### Task goal
Say how many lines of the material below contain the word "líkur", with no other words.

Excerpts from a figure dataset
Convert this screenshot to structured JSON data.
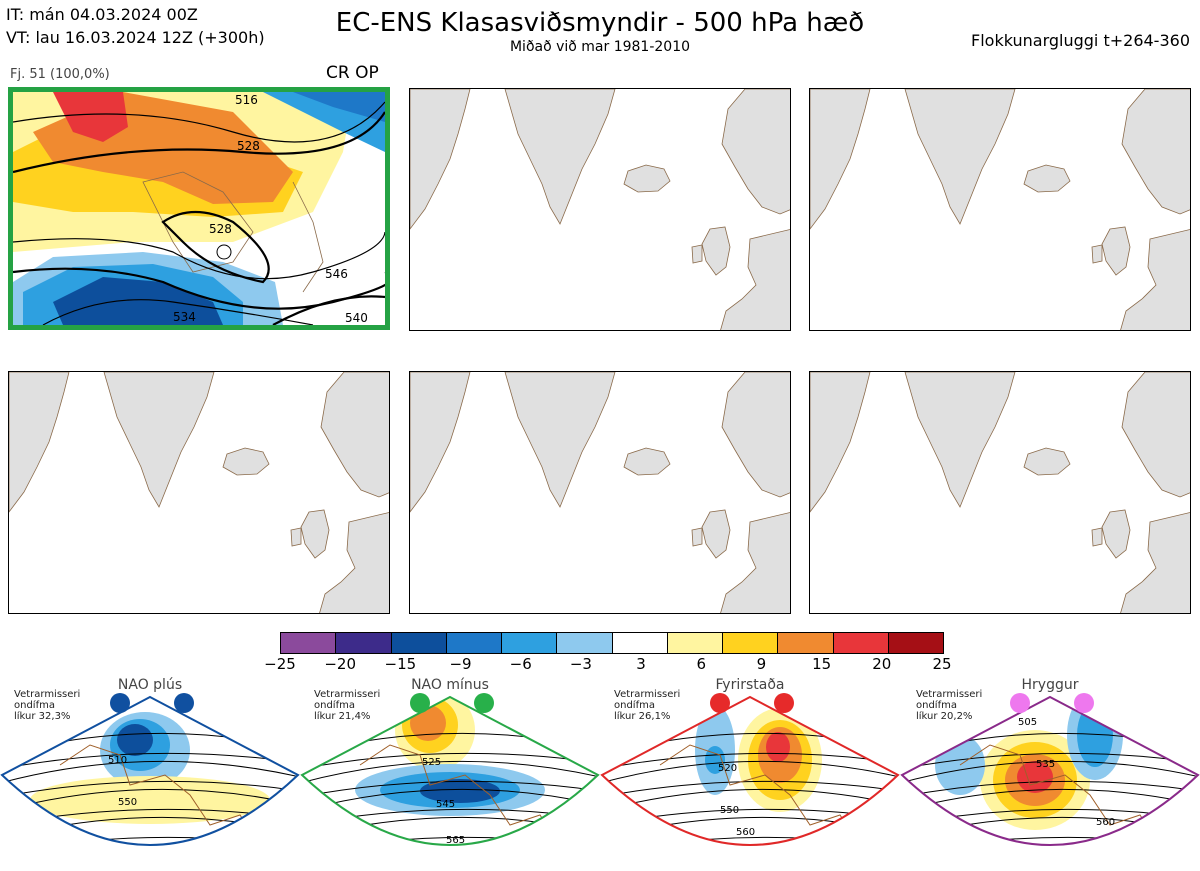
{
  "header": {
    "init_time": "IT: mán 04.03.2024 00Z",
    "valid_time": "VT: lau 16.03.2024 12Z  (+300h)",
    "title": "EC-ENS Klasasviðsmyndir - 500 hPa hæð",
    "subtitle": "Miðað við mar 1981-2010",
    "cluster_window": "Flokkunargluggi t+264-360"
  },
  "panels": [
    {
      "label": "Fj. 51 (100,0%)",
      "tag": "CR OP",
      "active": true,
      "contour_labels": [
        "516",
        "528",
        "528",
        "546",
        "534",
        "540"
      ]
    },
    {
      "label": "",
      "tag": "",
      "active": false
    },
    {
      "label": "",
      "tag": "",
      "active": false
    },
    {
      "label": "",
      "tag": "",
      "active": false
    },
    {
      "label": "",
      "tag": "",
      "active": false
    },
    {
      "label": "",
      "tag": "",
      "active": false
    }
  ],
  "colorbar": {
    "ticks": [
      "−25",
      "−20",
      "−15",
      "−9",
      "−6",
      "−3",
      "3",
      "6",
      "9",
      "15",
      "20",
      "25"
    ],
    "colors": [
      "#8b4a9c",
      "#3d2b8a",
      "#0d4f9c",
      "#1e78c8",
      "#2ea0e0",
      "#8ec9ee",
      "#ffffff",
      "#fff5a0",
      "#ffd21f",
      "#f08a30",
      "#e8363a",
      "#a50f15"
    ]
  },
  "regimes": [
    {
      "name": "NAO plús",
      "note": [
        "Vetrarmisseri",
        "ondífma",
        "líkur 32,3%"
      ],
      "frame_color": "#1050a0",
      "dot_color": "#1050a0",
      "contour_labels": [
        "510",
        "550"
      ]
    },
    {
      "name": "NAO mínus",
      "note": [
        "Vetrarmisseri",
        "ondífma",
        "líkur 21,4%"
      ],
      "frame_color": "#28a848",
      "dot_color": "#28b04a",
      "contour_labels": [
        "525",
        "545",
        "565"
      ]
    },
    {
      "name": "Fyrirstaða",
      "note": [
        "Vetrarmisseri",
        "ondífma",
        "líkur 26,1%"
      ],
      "frame_color": "#e02828",
      "dot_color": "#e62a2a",
      "contour_labels": [
        "520",
        "550",
        "560"
      ]
    },
    {
      "name": "Hryggur",
      "note": [
        "Vetrarmisseri",
        "ondífma",
        "líkur 20,2%"
      ],
      "frame_color": "#8a2a8a",
      "dot_color": "#ee78ee",
      "contour_labels": [
        "505",
        "535",
        "560"
      ]
    }
  ],
  "colors": {
    "land": "#e0e0e0",
    "coast": "#8a6a4a",
    "active_frame": "#25a244"
  }
}
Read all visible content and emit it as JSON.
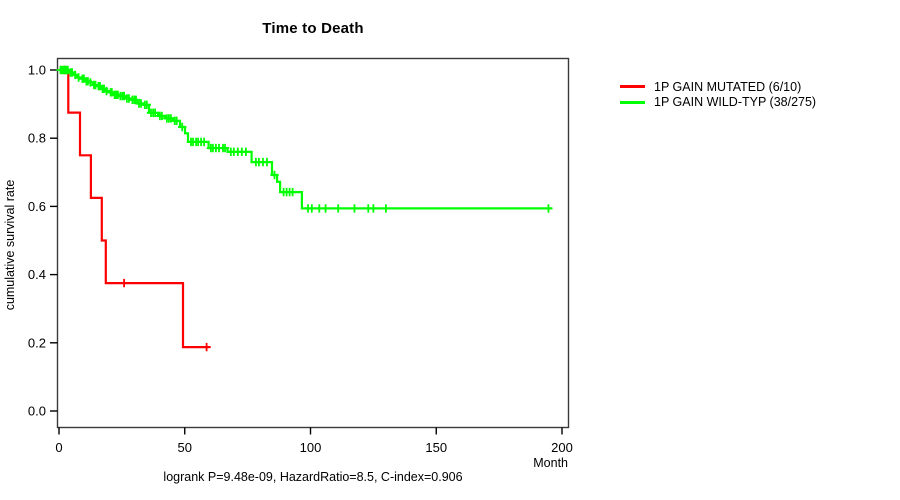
{
  "title": "Time to Death",
  "footer": "logrank P=9.48e-09, HazardRatio=8.5, C-index=0.906",
  "axes": {
    "x_label": "Month",
    "y_label": "cumulative survival rate",
    "x_ticks": [
      0,
      50,
      100,
      150,
      200
    ],
    "y_ticks": [
      "0.0",
      "0.2",
      "0.4",
      "0.6",
      "0.8",
      "1.0"
    ]
  },
  "legend": [
    {
      "label": "1P GAIN MUTATED (6/10)",
      "color": "#ff0000"
    },
    {
      "label": "1P GAIN WILD-TYP (38/275)",
      "color": "#00ff00"
    }
  ],
  "chart_data": {
    "type": "line",
    "subtype": "kaplan_meier_step",
    "title": "Time to Death",
    "xlabel": "Month",
    "ylabel": "cumulative survival rate",
    "xlim": [
      0,
      202
    ],
    "ylim": [
      0,
      1.04
    ],
    "grid": false,
    "legend_position": "right",
    "annotation": "logrank P=9.48e-09, HazardRatio=8.5, C-index=0.906",
    "series": [
      {
        "name": "1P GAIN MUTATED (6/10)",
        "events": "6/10",
        "color": "#ff0000",
        "steps": [
          [
            0,
            1.0
          ],
          [
            3.7,
            0.875
          ],
          [
            8.35,
            0.75
          ],
          [
            12.7,
            0.625
          ],
          [
            17.0,
            0.5
          ],
          [
            18.6,
            0.375
          ],
          [
            49.3,
            0.1875
          ]
        ],
        "end_month": 60,
        "censor_marks": [
          [
            2.3,
            1.0
          ],
          [
            25.9,
            0.375
          ],
          [
            58.7,
            0.1875
          ]
        ]
      },
      {
        "name": "1P GAIN WILD-TYP (38/275)",
        "events": "38/275",
        "color": "#00ff00",
        "steps": [
          [
            0,
            1.0
          ],
          [
            4.0,
            0.9927
          ],
          [
            5.6,
            0.9855
          ],
          [
            7.2,
            0.978
          ],
          [
            8.7,
            0.9745
          ],
          [
            10.3,
            0.967
          ],
          [
            11.9,
            0.9635
          ],
          [
            13.5,
            0.956
          ],
          [
            15.1,
            0.9525
          ],
          [
            16.7,
            0.945
          ],
          [
            18.3,
            0.938
          ],
          [
            19.9,
            0.9345
          ],
          [
            21.5,
            0.9273
          ],
          [
            23.8,
            0.9236
          ],
          [
            26.2,
            0.9164
          ],
          [
            28.6,
            0.9127
          ],
          [
            31.0,
            0.9018
          ],
          [
            33.4,
            0.898
          ],
          [
            35.8,
            0.8745
          ],
          [
            39.4,
            0.8654
          ],
          [
            42.1,
            0.8582
          ],
          [
            45.3,
            0.8509
          ],
          [
            48.1,
            0.8327
          ],
          [
            50.1,
            0.8145
          ],
          [
            51.3,
            0.7891
          ],
          [
            59.5,
            0.7709
          ],
          [
            67.0,
            0.76
          ],
          [
            76.6,
            0.73
          ],
          [
            84.7,
            0.692
          ],
          [
            86.7,
            0.672
          ],
          [
            87.9,
            0.642
          ],
          [
            96.6,
            0.594
          ]
        ],
        "end_month": 196,
        "censor_marks": [
          [
            0.6,
            1.0
          ],
          [
            1.2,
            1.0
          ],
          [
            1.8,
            1.0
          ],
          [
            2.4,
            1.0
          ],
          [
            3.0,
            1.0
          ],
          [
            3.5,
            1.0
          ],
          [
            4.6,
            0.9927
          ],
          [
            5.2,
            0.9927
          ],
          [
            6.4,
            0.9855
          ],
          [
            7.8,
            0.978
          ],
          [
            9.3,
            0.9745
          ],
          [
            9.9,
            0.9745
          ],
          [
            10.9,
            0.967
          ],
          [
            11.5,
            0.967
          ],
          [
            12.5,
            0.9635
          ],
          [
            13.9,
            0.956
          ],
          [
            14.5,
            0.956
          ],
          [
            15.7,
            0.9525
          ],
          [
            16.3,
            0.9525
          ],
          [
            17.3,
            0.945
          ],
          [
            17.9,
            0.945
          ],
          [
            18.9,
            0.938
          ],
          [
            20.5,
            0.9345
          ],
          [
            21.0,
            0.9345
          ],
          [
            22.1,
            0.9273
          ],
          [
            22.8,
            0.9273
          ],
          [
            23.4,
            0.9273
          ],
          [
            24.4,
            0.9236
          ],
          [
            25.2,
            0.9236
          ],
          [
            25.9,
            0.9236
          ],
          [
            27.0,
            0.9164
          ],
          [
            27.8,
            0.9164
          ],
          [
            29.2,
            0.9127
          ],
          [
            30.0,
            0.9127
          ],
          [
            30.6,
            0.9127
          ],
          [
            31.8,
            0.9018
          ],
          [
            32.6,
            0.9018
          ],
          [
            34.1,
            0.898
          ],
          [
            34.9,
            0.898
          ],
          [
            36.6,
            0.8745
          ],
          [
            37.4,
            0.8745
          ],
          [
            38.2,
            0.8745
          ],
          [
            40.1,
            0.8654
          ],
          [
            40.9,
            0.8654
          ],
          [
            42.9,
            0.8582
          ],
          [
            43.7,
            0.8582
          ],
          [
            44.5,
            0.8582
          ],
          [
            46.0,
            0.8509
          ],
          [
            46.8,
            0.8509
          ],
          [
            49.0,
            0.8327
          ],
          [
            52.5,
            0.7891
          ],
          [
            53.3,
            0.7891
          ],
          [
            54.5,
            0.7891
          ],
          [
            55.3,
            0.7891
          ],
          [
            56.5,
            0.7891
          ],
          [
            57.7,
            0.7891
          ],
          [
            60.4,
            0.7709
          ],
          [
            61.2,
            0.7709
          ],
          [
            62.4,
            0.7709
          ],
          [
            63.6,
            0.7709
          ],
          [
            65.2,
            0.7709
          ],
          [
            66.0,
            0.7709
          ],
          [
            68.3,
            0.76
          ],
          [
            69.5,
            0.76
          ],
          [
            71.1,
            0.76
          ],
          [
            72.7,
            0.76
          ],
          [
            74.3,
            0.76
          ],
          [
            78.3,
            0.73
          ],
          [
            79.5,
            0.73
          ],
          [
            81.1,
            0.73
          ],
          [
            82.7,
            0.73
          ],
          [
            85.7,
            0.692
          ],
          [
            89.3,
            0.642
          ],
          [
            90.5,
            0.642
          ],
          [
            91.7,
            0.642
          ],
          [
            92.9,
            0.642
          ],
          [
            99.0,
            0.594
          ],
          [
            100.5,
            0.594
          ],
          [
            103.5,
            0.594
          ],
          [
            106.0,
            0.594
          ],
          [
            111.0,
            0.594
          ],
          [
            117.5,
            0.594
          ],
          [
            123.0,
            0.594
          ],
          [
            125.0,
            0.594
          ],
          [
            130.0,
            0.594
          ],
          [
            194.6,
            0.594
          ]
        ]
      }
    ]
  }
}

### Result
4